§ **Given data**
"""
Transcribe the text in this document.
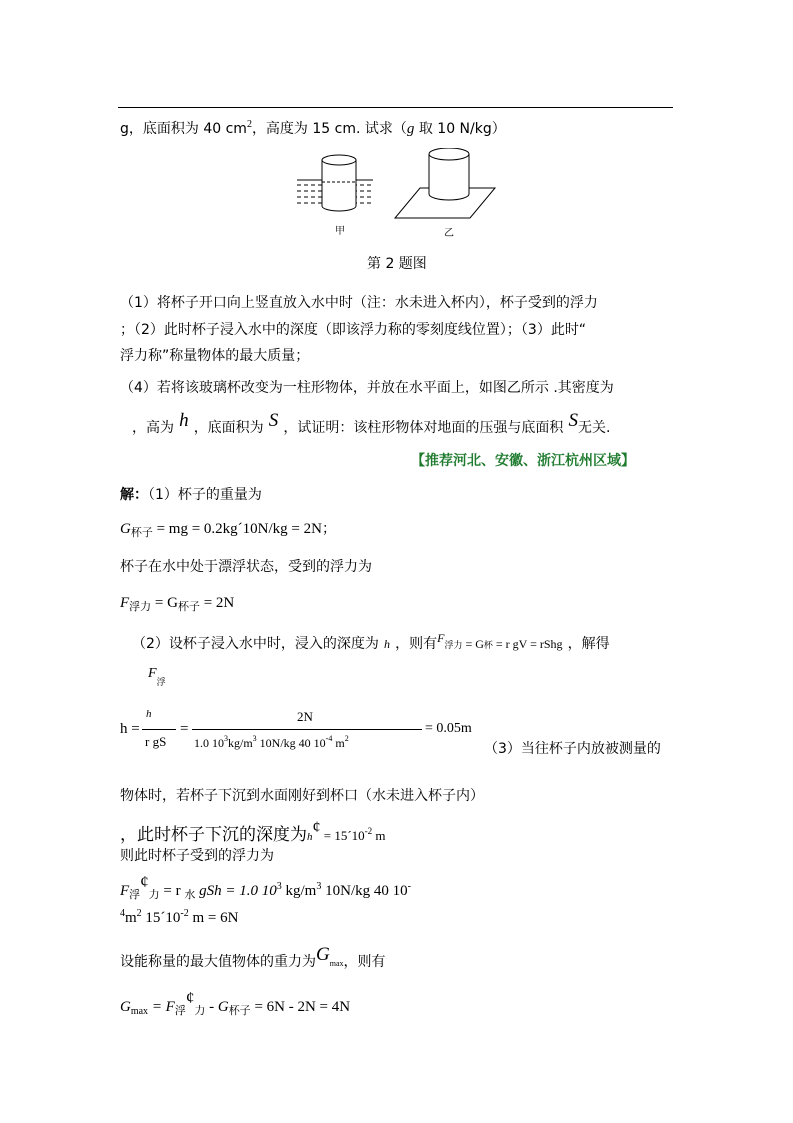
g，底面积为 40 $cm^2$，高度为 15 cm. 试求（g 取 10 N/kg）
甲	乙
第 2 题图
（1）将杯子开口向上竖直放入水中时（注：水未进入杯内），杯子受到的浮力
；（2）此时杯子浸入水中的深度（即该浮力称的零刻度线位置）；（3）此时“
浮力称”称量物体的最大质量；
（4）若将该玻璃杯改变为一柱形物体，并放在水平面上，如图乙所示 .其密度为
，高为 h ，底面积为 S ，试证明：该柱形物体对地面的压强与底面积 S无关.
【推荐河北、安徽、浙江杭州区域】
解：（1）杯子的重量为
$G_{杯子}$ = mg = 0.2kg´10N/kg = 2N；
杯子在水中处于漂浮状态，受到的浮力为
$F_{浮力} = G_{杯子} = 2N$
（2）设杯子浸入水中时，浸入的深度为 h ，则有$^F$浮力 = G杯 = r gV = rShg ，解得
$F_浮$
h =
h
r gS
=
2N
1.0 $10^3kg/m^3$ 10N/kg 40 $10^{-4}$ $m^2$
= 0.05m
（3）当往杯子内放被测量的
物体时，若杯子下沉到水面刚好到杯口（水未进入杯子内）
，此时杯子下沉的深度为h¢ = $15´10^{-2}$ m
则此时杯子受到的浮力为
$F_浮¢_力 = r$ $_水$ gSh = 1.0 $10^3$ $kg/m^3$ 10N/kg 40 10-
$^4m^2$ $15´10^{-2}$ m = 6N
设能称量的最大值物体的重力为Gmax，则有
$G_{max}$ = $F_浮¢_力 - G_{杯子} = 6N - 2N = 4N$
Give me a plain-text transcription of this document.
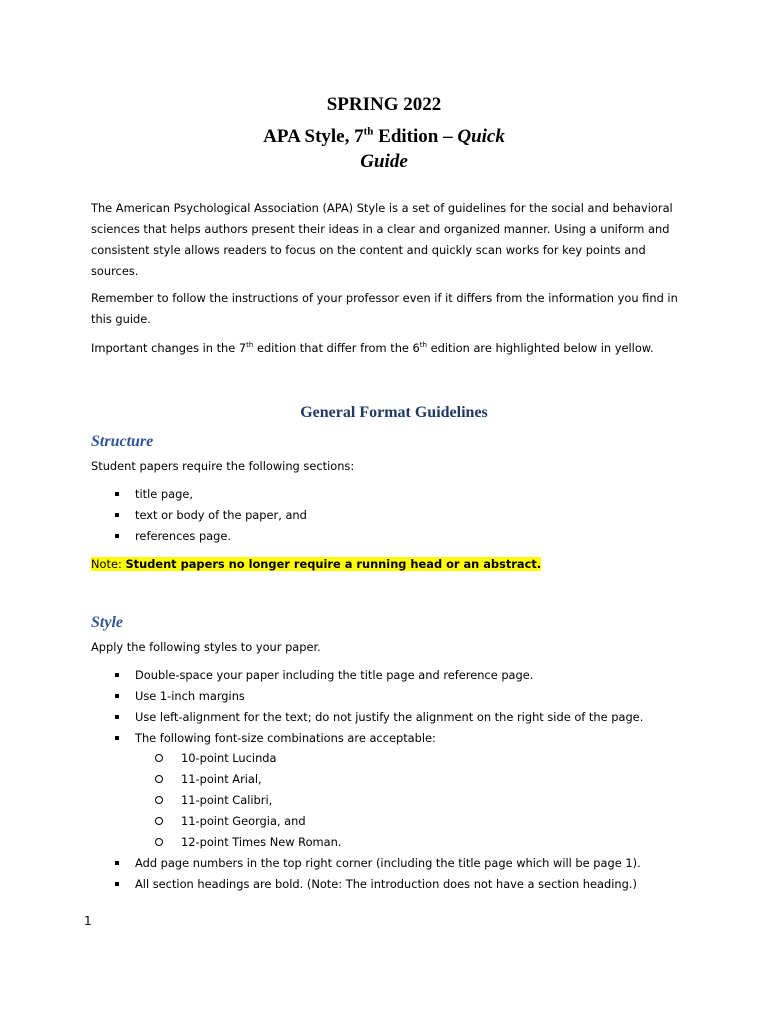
SPRING 2022

APA Style, 7th Edition – Quick

Guide

The American Psychological Association (APA) Style is a set of guidelines for the social and behavioral sciences that helps authors present their ideas in a clear and organized manner. Using a uniform and consistent style allows readers to focus on the content and quickly scan works for key points and sources.

Remember to follow the instructions of your professor even if it differs from the information you find in this guide.

Important changes in the 7th edition that differ from the 6th edition are highlighted below in yellow.

General Format Guidelines
Structure

Student papers require the following sections:

title page,
text or body of the paper, and
references page.

Note: Student papers no longer require a running head or an abstract.

Style

Apply the following styles to your paper.

Double-space your paper including the title page and reference page.
Use 1-inch margins
Use left-alignment for the text; do not justify the alignment on the right side of the page.
The following font-size combinations are acceptable:
10-point Lucinda
11-point Arial,
11-point Calibri,
11-point Georgia, and
12-point Times New Roman.
Add page numbers in the top right corner (including the title page which will be page 1).
All section headings are bold. (Note: The introduction does not have a section heading.)

1
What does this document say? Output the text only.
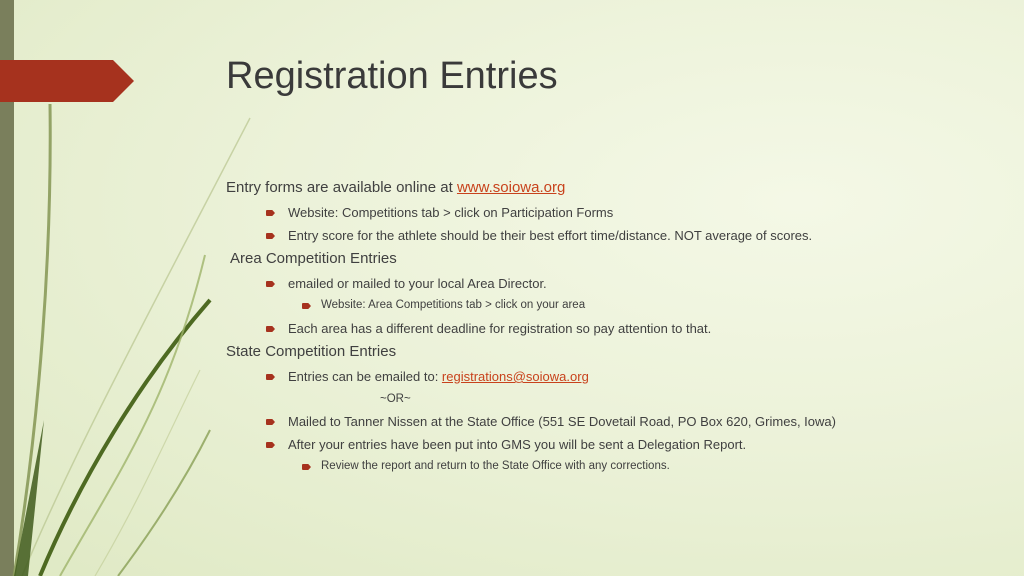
Registration Entries
Entry forms are available online at www.soiowa.org
Website: Competitions tab > click on Participation Forms
Entry score for the athlete should be their best effort time/distance. NOT average of scores.
Area Competition Entries
emailed or mailed to your local Area Director.
Website: Area Competitions tab > click on your area
Each area has a different deadline for registration so pay attention to that.
State Competition Entries
Entries can be emailed to: registrations@soiowa.org
~OR~
Mailed to Tanner Nissen at the State Office (551 SE Dovetail Road, PO Box 620, Grimes, Iowa)
After your entries have been put into GMS you will be sent a Delegation Report.
Review the report and return to the State Office with any corrections.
"""
Copy the listing over exactly, skipping the pictures it holds.

Transcribe the text in this document.
g，底面积为 40 $cm^2$，高度为 15 cm. 试求（g 取 10 N/kg）
甲	乙
第 2 题图
（1）将杯子开口向上竖直放入水中时（注：水未进入杯内），杯子受到的浮力
；（2）此时杯子浸入水中的深度（即该浮力称的零刻度线位置）；（3）此时“
浮力称”称量物体的最大质量；
（4）若将该玻璃杯改变为一柱形物体，并放在水平面上，如图乙所示 .其密度为
，高为 h ，底面积为 S ，试证明：该柱形物体对地面的压强与底面积 S无关.
【推荐河北、安徽、浙江杭州区域】
解：（1）杯子的重量为
$G_{杯子}$ = mg = 0.2kg´10N/kg = 2N；
杯子在水中处于漂浮状态，受到的浮力为
$F_{浮力} = G_{杯子} = 2N$
（2）设杯子浸入水中时，浸入的深度为 h ，则有$^F$浮力 = G杯 = r gV = rShg ，解得
$F_浮$
h =
h
r gS
=
2N
1.0 $10^3kg/m^3$ 10N/kg 40 $10^{-4}$ $m^2$
= 0.05m
（3）当往杯子内放被测量的
物体时，若杯子下沉到水面刚好到杯口（水未进入杯子内）
，此时杯子下沉的深度为h¢ = $15´10^{-2}$ m
则此时杯子受到的浮力为
$F_浮¢_力 = r$ $_水$ gSh = 1.0 $10^3$ $kg/m^3$ 10N/kg 40 10-
$^4m^2$ $15´10^{-2}$ m = 6N
设能称量的最大值物体的重力为Gmax，则有
$G_{max}$ = $F_浮¢_力 - G_{杯子} = 6N - 2N = 4N$
Give me a plain-text transcription of this document.
SPRING 2022

APA Style, 7th Edition – Quick

Guide

The American Psychological Association (APA) Style is a set of guidelines for the social and behavioral sciences that helps authors present their ideas in a clear and organized manner. Using a uniform and consistent style allows readers to focus on the content and quickly scan works for key points and sources.

Remember to follow the instructions of your professor even if it differs from the information you find in this guide.

Important changes in the 7th edition that differ from the 6th edition are highlighted below in yellow.

General Format Guidelines
Structure

Student papers require the following sections:

title page,
text or body of the paper, and
references page.

Note: Student papers no longer require a running head or an abstract.

Style

Apply the following styles to your paper.

Double-space your paper including the title page and reference page.
Use 1-inch margins
Use left-alignment for the text; do not justify the alignment on the right side of the page.
The following font-size combinations are acceptable:
10-point Lucinda
11-point Arial,
11-point Calibri,
11-point Georgia, and
12-point Times New Roman.
Add page numbers in the top right corner (including the title page which will be page 1).
All section headings are bold. (Note: The introduction does not have a section heading.)

1
What does this document say? Output the text only.
Registration Entries
Entry forms are available online at www.soiowa.org
Website: Competitions tab > click on Participation Forms
Entry score for the athlete should be their best effort time/distance. NOT average of scores.
Area Competition Entries
emailed or mailed to your local Area Director.
Website: Area Competitions tab > click on your area
Each area has a different deadline for registration so pay attention to that.
State Competition Entries
Entries can be emailed to: registrations@soiowa.org
~OR~
Mailed to Tanner Nissen at the State Office (551 SE Dovetail Road, PO Box 620, Grimes, Iowa)
After your entries have been put into GMS you will be sent a Delegation Report.
Review the report and return to the State Office with any corrections.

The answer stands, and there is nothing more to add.